Stored dataset items
══════════════════════════════

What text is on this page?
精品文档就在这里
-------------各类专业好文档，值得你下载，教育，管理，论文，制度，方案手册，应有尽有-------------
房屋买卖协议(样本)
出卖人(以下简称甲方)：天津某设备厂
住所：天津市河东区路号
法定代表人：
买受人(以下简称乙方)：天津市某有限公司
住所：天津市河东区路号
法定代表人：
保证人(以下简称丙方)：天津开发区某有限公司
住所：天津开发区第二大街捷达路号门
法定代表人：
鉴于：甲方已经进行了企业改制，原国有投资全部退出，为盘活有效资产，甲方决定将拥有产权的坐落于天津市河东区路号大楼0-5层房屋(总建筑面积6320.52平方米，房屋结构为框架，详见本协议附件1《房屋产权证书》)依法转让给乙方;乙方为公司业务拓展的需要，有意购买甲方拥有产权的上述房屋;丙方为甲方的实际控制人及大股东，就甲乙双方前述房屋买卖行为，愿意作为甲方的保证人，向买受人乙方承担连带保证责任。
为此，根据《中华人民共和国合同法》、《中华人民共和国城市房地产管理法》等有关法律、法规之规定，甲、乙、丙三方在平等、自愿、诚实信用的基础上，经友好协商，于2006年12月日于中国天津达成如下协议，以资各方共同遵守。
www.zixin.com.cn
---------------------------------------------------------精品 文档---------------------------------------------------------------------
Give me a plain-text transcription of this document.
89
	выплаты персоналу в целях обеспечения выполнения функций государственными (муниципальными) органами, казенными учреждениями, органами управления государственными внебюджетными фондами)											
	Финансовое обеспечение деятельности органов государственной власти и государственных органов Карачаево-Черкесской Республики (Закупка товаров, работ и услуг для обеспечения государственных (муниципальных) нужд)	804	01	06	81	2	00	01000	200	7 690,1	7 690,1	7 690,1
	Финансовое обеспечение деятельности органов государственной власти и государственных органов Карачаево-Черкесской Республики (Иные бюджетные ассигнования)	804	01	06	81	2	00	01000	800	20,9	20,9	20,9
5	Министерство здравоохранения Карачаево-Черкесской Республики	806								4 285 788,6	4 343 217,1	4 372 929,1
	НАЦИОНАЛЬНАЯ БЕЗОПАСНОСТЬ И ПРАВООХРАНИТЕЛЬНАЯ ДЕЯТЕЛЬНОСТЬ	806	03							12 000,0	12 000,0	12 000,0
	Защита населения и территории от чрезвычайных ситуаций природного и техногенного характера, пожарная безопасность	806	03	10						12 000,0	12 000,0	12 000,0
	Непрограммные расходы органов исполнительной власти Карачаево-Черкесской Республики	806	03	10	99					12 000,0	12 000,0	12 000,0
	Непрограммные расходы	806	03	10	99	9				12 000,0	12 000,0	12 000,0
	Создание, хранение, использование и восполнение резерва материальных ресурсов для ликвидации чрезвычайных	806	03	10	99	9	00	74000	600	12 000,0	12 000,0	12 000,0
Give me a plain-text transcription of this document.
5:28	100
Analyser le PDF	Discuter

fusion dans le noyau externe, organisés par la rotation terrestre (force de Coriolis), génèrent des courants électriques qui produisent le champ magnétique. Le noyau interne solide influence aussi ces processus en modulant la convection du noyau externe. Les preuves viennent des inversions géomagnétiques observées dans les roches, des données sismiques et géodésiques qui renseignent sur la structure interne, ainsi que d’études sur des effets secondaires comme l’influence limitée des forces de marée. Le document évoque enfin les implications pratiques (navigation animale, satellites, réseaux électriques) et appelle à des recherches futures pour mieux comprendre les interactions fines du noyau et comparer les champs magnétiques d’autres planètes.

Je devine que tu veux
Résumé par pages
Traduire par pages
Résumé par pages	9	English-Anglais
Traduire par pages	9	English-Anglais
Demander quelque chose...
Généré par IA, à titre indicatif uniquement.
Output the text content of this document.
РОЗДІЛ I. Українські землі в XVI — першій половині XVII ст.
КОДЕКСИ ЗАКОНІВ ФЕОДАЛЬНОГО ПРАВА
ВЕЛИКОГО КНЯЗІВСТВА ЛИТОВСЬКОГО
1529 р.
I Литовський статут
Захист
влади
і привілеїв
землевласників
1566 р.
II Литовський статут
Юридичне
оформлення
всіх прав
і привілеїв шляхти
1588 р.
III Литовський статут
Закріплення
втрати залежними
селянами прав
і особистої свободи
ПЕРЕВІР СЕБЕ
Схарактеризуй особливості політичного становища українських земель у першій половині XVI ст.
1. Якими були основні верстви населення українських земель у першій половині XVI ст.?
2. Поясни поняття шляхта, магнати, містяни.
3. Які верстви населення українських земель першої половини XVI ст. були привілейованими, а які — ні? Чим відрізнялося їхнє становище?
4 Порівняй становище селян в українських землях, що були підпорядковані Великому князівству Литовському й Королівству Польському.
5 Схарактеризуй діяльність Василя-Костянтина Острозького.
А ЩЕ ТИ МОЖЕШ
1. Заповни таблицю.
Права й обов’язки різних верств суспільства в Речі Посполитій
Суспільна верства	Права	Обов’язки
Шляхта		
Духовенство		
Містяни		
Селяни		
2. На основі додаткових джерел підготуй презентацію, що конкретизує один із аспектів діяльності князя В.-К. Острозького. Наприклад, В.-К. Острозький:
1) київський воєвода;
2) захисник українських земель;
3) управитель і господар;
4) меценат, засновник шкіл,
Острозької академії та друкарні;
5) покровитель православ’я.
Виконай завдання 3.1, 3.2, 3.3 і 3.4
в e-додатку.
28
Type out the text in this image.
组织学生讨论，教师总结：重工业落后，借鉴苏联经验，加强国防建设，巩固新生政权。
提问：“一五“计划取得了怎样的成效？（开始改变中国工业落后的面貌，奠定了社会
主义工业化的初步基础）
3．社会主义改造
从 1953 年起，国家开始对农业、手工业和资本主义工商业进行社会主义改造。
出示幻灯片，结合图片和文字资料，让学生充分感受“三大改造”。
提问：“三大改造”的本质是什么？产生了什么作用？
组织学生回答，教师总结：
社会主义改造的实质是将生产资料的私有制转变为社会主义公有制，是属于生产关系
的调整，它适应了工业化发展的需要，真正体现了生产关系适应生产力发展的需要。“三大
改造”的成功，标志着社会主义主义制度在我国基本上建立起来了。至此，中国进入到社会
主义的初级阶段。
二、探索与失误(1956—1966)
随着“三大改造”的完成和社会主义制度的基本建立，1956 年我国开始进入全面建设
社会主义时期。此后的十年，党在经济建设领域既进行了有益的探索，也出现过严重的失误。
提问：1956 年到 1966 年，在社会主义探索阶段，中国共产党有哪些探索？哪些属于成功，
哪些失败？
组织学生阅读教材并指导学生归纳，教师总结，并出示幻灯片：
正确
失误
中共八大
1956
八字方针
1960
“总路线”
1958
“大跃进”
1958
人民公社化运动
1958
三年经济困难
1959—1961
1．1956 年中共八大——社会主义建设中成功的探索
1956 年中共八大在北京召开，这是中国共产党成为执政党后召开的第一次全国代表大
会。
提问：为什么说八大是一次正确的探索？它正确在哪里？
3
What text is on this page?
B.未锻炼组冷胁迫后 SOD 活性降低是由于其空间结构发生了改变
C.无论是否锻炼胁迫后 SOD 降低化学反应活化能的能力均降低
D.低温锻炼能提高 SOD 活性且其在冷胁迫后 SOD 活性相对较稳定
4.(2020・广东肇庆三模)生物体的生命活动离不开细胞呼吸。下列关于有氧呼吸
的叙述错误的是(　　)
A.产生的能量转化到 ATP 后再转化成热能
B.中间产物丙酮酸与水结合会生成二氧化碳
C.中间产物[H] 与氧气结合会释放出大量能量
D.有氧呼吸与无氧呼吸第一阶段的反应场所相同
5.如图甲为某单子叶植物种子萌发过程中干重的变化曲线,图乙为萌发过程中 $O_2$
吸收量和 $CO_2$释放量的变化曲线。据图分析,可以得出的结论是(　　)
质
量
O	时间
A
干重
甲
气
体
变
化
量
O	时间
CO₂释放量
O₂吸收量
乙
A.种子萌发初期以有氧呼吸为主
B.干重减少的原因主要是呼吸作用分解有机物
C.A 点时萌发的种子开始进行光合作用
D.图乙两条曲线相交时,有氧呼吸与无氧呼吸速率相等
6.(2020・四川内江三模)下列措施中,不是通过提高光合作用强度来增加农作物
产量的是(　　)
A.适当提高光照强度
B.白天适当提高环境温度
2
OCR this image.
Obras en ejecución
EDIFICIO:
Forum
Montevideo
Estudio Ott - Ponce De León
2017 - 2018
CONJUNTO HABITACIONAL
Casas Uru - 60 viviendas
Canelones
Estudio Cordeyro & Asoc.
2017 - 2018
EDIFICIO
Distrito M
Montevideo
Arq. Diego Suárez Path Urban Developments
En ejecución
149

══════════════════════════════

_Stated exercise_
Extract each line holding the string "Карачаево".

_Written answer_
	Финансовое обеспечение деятельности органов государственной власти и государственных органов Карачаево-Черкесской Республики (Закупка товаров, работ и услуг для обеспечения государственных (муниципальных) нужд)	804	01	06	81	2	00	01000	200	7 690,1	7 690,1	7 690,1
	Финансовое обеспечение деятельности органов государственной власти и государственных органов Карачаево-Черкесской Республики (Иные бюджетные ассигнования)	804	01	06	81	2	00	01000	800	20,9	20,9	20,9
5	Министерство здравоохранения Карачаево-Черкесской Республики	806								4 285 788,6	4 343 217,1	4 372 929,1
	Непрограммные расходы органов исполнительной власти Карачаево-Черкесской Республики	806	03	10	99					12 000,0	12 000,0	12 000,0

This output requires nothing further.